Every line of the material is to be quoted verbatim, minus the pictures.

Stored entries
——————
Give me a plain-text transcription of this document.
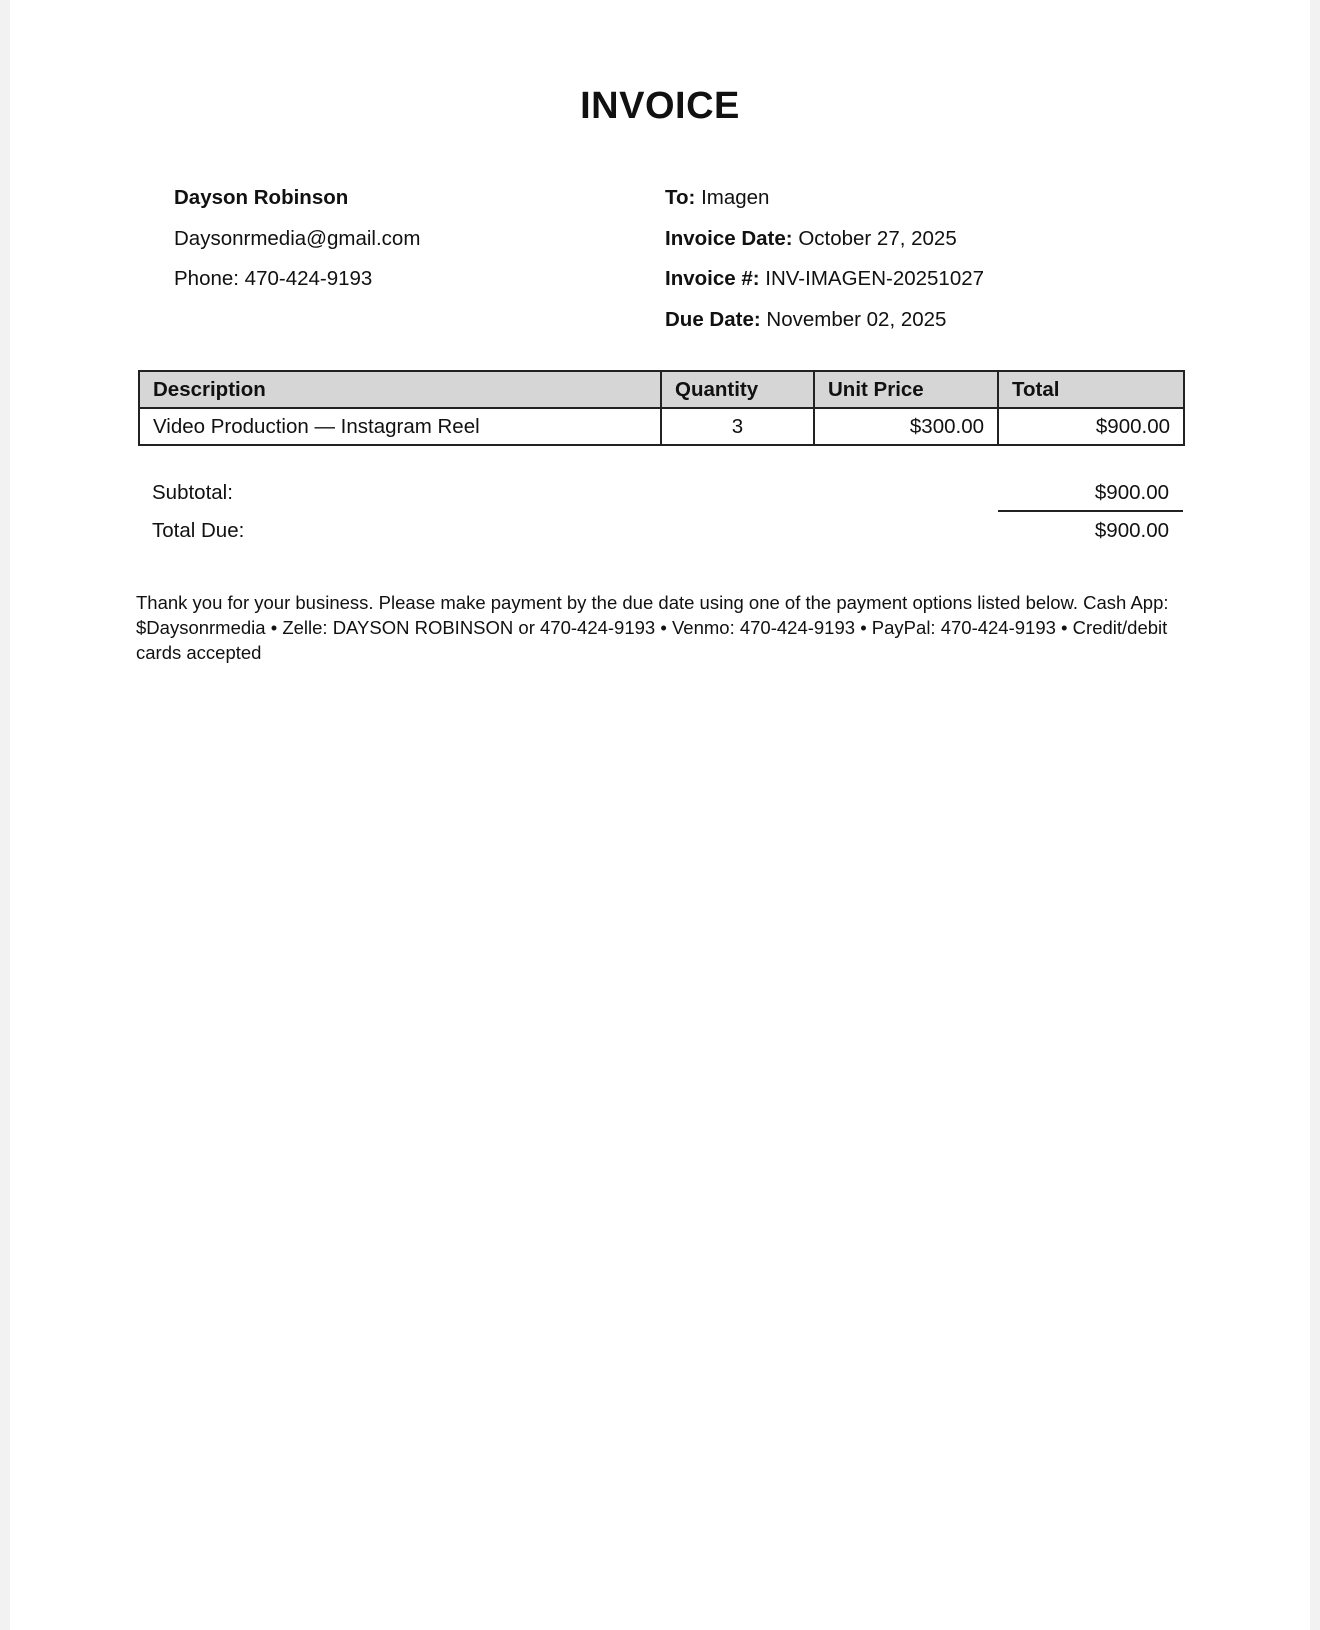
INVOICE
Dayson Robinson
Daysonrmedia@gmail.com
Phone: 470-424-9193
To: Imagen
Invoice Date: October 27, 2025
Invoice #: INV-IMAGEN-20251027
Due Date: November 02, 2025
Description	Quantity	Unit Price	Total
Video Production — Instagram Reel	3	$300.00	$900.00
Subtotal:	$900.00
Total Due:	$900.00
Thank you for your business. Please make payment by the due date using one of the payment options listed below. Cash App: $Daysonrmedia • Zelle: DAYSON ROBINSON or 470-424-9193 • Venmo: 470-424-9193 • PayPal: 470-424-9193 • Credit/debit cards accepted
——————
> [EXERCISE RESPONSE]:
Give me a plain-text transcription of this document.
INVOICE
Dayson Robinson
Daysonrmedia@gmail.com
Phone: 470-424-9193
To: Imagen
Invoice Date: October 27, 2025
Invoice #: INV-IMAGEN-20251027
Due Date: November 02, 2025
Description	Quantity	Unit Price	Total
Video Production — Instagram Reel	3	$300.00	$900.00
Subtotal:	$900.00
Total Due:	$900.00
Thank you for your business. Please make payment by the due date using one of the payment options listed below. Cash App: $Daysonrmedia • Zelle: DAYSON ROBINSON or 470-424-9193 • Venmo: 470-424-9193 • PayPal: 470-424-9193 • Credit/debit cards accepted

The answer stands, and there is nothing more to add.